[INSTRUCTIONS FOR THE TASK]
Every line of the data that contains the string "belső" must be copied.

— start of SUPPLIED RECORDS —

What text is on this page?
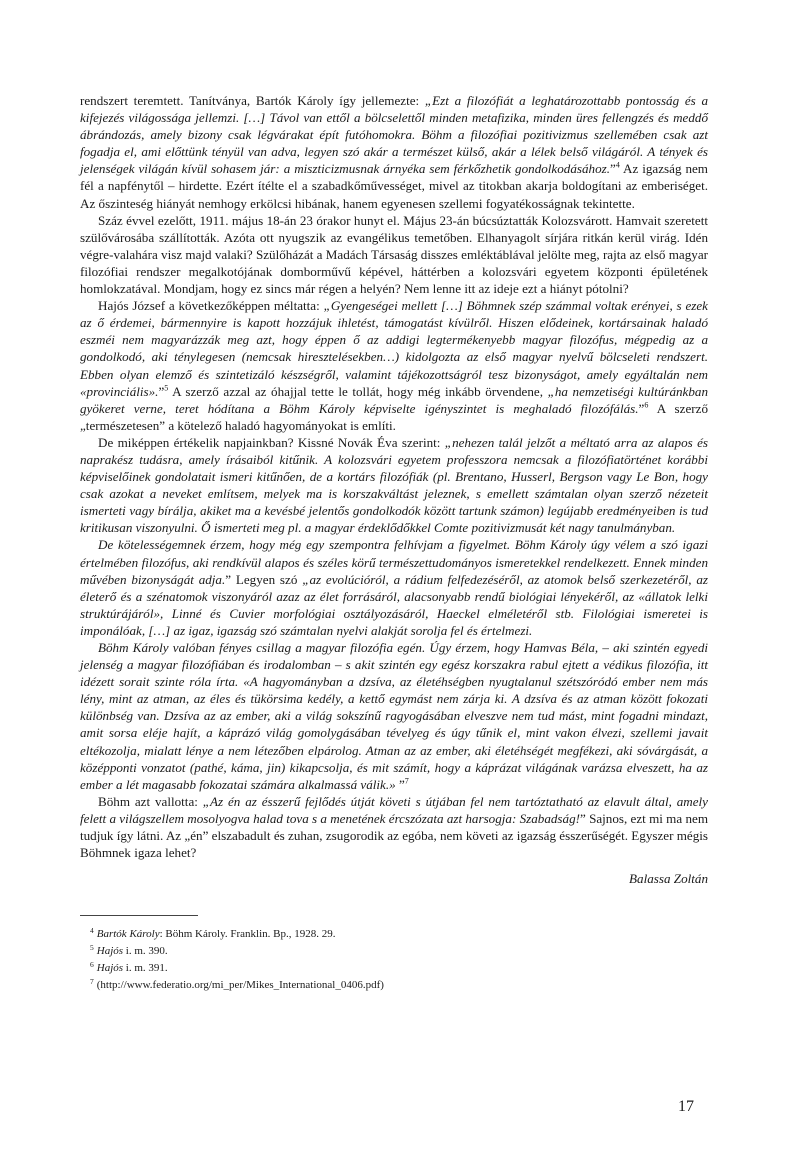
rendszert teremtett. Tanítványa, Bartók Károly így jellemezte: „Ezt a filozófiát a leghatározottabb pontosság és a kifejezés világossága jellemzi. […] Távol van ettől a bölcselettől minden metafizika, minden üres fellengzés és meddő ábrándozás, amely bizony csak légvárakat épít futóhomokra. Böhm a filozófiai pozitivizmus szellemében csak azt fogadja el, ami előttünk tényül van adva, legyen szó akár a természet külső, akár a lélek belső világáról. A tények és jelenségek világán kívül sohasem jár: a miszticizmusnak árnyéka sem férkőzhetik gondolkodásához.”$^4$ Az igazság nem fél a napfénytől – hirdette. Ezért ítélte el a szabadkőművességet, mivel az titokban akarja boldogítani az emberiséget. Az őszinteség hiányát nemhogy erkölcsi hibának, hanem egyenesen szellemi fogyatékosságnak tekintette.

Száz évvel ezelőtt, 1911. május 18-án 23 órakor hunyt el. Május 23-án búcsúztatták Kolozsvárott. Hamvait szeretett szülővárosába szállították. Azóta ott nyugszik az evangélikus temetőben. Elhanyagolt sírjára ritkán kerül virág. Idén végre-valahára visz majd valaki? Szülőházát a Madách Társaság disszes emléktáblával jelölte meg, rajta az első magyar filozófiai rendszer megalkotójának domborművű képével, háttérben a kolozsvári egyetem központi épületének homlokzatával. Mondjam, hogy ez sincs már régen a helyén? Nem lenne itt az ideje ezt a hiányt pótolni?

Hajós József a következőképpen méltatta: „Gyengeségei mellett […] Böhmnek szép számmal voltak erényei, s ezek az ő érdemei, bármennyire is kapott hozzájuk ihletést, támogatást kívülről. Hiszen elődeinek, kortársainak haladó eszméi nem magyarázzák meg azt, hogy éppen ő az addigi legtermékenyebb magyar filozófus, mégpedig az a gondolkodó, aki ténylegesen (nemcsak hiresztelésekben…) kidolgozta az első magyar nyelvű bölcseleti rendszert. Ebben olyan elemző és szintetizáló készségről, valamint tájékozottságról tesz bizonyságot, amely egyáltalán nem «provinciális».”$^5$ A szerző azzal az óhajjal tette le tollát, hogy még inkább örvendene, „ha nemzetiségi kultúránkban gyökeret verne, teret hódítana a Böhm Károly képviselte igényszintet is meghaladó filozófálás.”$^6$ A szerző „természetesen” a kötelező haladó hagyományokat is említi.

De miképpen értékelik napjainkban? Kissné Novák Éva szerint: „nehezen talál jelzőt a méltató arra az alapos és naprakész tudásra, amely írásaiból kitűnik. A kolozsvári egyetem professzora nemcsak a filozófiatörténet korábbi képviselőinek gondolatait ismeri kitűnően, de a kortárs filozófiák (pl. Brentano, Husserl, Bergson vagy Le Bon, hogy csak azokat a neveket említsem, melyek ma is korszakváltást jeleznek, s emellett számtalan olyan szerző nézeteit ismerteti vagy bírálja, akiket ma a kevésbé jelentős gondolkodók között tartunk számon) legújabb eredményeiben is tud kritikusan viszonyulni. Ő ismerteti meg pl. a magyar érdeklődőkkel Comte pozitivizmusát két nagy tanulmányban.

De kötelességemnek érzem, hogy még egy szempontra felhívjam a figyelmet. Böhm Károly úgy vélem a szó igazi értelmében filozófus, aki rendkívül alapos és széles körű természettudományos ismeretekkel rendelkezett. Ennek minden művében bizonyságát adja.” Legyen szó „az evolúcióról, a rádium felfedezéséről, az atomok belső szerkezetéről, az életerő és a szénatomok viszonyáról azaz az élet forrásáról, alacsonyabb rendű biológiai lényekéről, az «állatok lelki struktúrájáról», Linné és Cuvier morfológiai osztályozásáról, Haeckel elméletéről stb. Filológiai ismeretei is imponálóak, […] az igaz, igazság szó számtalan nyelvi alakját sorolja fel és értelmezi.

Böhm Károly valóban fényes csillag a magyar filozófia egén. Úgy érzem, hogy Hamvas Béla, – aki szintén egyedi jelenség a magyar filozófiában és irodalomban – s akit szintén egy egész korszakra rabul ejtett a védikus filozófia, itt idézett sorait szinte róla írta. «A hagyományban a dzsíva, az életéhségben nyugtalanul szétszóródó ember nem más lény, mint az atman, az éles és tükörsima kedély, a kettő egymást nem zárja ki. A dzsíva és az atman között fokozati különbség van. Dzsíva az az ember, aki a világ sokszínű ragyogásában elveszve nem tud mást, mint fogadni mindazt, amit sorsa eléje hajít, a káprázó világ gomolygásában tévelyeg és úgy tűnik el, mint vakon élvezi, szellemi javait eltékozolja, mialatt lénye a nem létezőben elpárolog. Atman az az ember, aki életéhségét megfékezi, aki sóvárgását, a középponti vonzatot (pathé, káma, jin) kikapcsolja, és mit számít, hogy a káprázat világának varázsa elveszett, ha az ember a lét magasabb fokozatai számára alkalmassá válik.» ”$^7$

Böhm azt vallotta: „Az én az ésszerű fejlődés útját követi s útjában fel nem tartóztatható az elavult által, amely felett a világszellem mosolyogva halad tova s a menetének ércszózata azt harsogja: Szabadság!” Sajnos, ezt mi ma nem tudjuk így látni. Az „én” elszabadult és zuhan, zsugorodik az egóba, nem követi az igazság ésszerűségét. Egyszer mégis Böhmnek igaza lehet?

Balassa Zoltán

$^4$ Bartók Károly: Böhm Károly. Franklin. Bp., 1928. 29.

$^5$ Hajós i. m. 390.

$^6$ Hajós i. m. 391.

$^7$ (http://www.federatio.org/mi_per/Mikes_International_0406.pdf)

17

— end of SUPPLIED RECORDS —

[SOLUTION FOR THIS EXERCISE]
rendszert teremtett. Tanítványa, Bartók Károly így jellemezte: „Ezt a filozófiát a leghatározottabb pontosság és a kifejezés világossága jellemzi. […] Távol van ettől a bölcselettől minden metafizika, minden üres fellengzés és meddő ábrándozás, amely bizony csak légvárakat épít futóhomokra. Böhm a filozófiai pozitivizmus szellemében csak azt fogadja el, ami előttünk tényül van adva, legyen szó akár a természet külső, akár a lélek belső világáról. A tények és jelenségek világán kívül sohasem jár: a miszticizmusnak árnyéka sem férkőzhetik gondolkodásához.”$^4$ Az igazság nem fél a napfénytől – hirdette. Ezért ítélte el a szabadkőművességet, mivel az titokban akarja boldogítani az emberiséget. Az őszinteség hiányát nemhogy erkölcsi hibának, hanem egyenesen szellemi fogyatékosságnak tekintette.
De kötelességemnek érzem, hogy még egy szempontra felhívjam a figyelmet. Böhm Károly úgy vélem a szó igazi értelmében filozófus, aki rendkívül alapos és széles körű természettudományos ismeretekkel rendelkezett. Ennek minden művében bizonyságát adja.” Legyen szó „az evolúcióról, a rádium felfedezéséről, az atomok belső szerkezetéről, az életerő és a szénatomok viszonyáról azaz az élet forrásáról, alacsonyabb rendű biológiai lényekéről, az «állatok lelki struktúrájáról», Linné és Cuvier morfológiai osztályozásáról, Haeckel elméletéről stb. Filológiai ismeretei is imponálóak, […] az igaz, igazság szó számtalan nyelvi alakját sorolja fel és értelmezi.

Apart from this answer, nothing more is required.